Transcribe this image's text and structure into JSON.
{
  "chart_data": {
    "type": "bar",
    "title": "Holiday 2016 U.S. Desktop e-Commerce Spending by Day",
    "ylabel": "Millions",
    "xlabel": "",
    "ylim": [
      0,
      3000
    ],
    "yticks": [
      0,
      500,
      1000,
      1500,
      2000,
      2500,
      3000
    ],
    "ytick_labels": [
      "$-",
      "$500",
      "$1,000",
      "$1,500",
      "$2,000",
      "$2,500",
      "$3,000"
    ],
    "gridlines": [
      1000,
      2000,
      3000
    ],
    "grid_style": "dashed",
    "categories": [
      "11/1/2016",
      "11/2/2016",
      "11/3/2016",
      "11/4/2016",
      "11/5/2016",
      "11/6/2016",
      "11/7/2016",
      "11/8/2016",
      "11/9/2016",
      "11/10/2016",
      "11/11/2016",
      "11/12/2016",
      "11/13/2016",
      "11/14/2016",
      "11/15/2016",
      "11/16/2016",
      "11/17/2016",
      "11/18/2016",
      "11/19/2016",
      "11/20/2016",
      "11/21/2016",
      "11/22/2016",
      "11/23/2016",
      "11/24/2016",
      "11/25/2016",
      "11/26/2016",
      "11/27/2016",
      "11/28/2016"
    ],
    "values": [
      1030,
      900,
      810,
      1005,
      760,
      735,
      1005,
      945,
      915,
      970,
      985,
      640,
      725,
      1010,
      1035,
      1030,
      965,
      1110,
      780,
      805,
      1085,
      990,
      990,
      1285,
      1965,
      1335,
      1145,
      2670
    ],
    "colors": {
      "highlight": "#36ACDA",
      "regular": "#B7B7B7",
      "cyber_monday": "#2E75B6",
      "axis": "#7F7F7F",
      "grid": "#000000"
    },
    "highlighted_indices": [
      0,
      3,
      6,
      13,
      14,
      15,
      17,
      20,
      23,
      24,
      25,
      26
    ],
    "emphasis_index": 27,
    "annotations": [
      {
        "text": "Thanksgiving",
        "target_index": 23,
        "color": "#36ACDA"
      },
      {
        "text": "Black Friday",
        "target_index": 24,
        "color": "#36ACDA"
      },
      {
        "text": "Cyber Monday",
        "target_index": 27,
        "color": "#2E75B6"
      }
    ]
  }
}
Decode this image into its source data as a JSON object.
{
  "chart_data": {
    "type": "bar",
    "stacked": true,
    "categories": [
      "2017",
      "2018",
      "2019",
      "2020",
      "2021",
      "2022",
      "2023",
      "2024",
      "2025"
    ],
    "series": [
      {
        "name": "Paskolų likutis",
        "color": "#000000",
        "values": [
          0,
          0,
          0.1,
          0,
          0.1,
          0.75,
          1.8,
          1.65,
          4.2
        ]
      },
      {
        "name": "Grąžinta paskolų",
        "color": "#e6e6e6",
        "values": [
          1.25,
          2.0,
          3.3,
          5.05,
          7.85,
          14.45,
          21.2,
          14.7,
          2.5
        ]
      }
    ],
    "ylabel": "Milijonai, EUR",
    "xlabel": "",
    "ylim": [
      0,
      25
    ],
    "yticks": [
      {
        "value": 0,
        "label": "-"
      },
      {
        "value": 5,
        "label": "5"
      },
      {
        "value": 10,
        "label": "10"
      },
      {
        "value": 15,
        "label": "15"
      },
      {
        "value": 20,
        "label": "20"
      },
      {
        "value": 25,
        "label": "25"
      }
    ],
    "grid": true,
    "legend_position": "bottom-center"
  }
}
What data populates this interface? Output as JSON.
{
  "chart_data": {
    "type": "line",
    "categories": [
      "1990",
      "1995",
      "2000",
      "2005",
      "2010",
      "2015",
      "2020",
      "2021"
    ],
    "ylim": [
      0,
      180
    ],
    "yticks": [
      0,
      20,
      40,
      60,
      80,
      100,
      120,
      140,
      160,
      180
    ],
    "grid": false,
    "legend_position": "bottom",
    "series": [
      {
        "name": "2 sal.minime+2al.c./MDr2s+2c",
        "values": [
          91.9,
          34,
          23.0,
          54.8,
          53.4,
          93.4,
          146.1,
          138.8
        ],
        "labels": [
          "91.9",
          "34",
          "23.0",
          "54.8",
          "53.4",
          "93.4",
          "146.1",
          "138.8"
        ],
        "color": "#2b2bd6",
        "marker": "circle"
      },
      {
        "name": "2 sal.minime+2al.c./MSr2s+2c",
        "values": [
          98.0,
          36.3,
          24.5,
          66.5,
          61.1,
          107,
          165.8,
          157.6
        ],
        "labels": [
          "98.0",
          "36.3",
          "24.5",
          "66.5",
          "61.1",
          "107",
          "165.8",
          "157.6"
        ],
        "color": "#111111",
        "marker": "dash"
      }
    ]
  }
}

_ _ _ _ _

_GOAL_
Scan the records above and report how many lines include the word "bottom", without any other text.

_RESULT OF THIS TASK_
2